Dataset rows about figures ▸
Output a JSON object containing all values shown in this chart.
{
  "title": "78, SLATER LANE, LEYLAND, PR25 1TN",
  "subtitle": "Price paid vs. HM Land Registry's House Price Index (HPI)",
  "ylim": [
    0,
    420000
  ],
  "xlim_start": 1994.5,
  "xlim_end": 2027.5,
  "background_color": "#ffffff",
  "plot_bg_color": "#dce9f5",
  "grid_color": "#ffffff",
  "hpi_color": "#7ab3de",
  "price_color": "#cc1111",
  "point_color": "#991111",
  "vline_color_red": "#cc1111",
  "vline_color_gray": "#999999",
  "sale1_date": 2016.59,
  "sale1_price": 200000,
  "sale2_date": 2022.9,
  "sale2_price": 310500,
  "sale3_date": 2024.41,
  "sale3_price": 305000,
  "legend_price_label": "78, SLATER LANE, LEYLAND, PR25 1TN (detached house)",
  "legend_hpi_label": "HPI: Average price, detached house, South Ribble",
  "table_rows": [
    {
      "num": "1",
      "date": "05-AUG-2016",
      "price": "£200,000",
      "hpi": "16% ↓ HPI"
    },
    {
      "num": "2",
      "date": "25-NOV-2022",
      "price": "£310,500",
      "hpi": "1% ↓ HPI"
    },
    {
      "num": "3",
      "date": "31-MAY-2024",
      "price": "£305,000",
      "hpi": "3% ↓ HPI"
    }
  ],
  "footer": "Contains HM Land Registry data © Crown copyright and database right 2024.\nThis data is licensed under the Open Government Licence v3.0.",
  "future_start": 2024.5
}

GIVEN INSTRUCTION ▸
Pick out the lines containing the string "LEYLAND" and show them.

ANSWER TO THE TASK ▸
  "title": "78, SLATER LANE, LEYLAND, PR25 1TN",
  "legend_price_label": "78, SLATER LANE, LEYLAND, PR25 1TN (detached house)",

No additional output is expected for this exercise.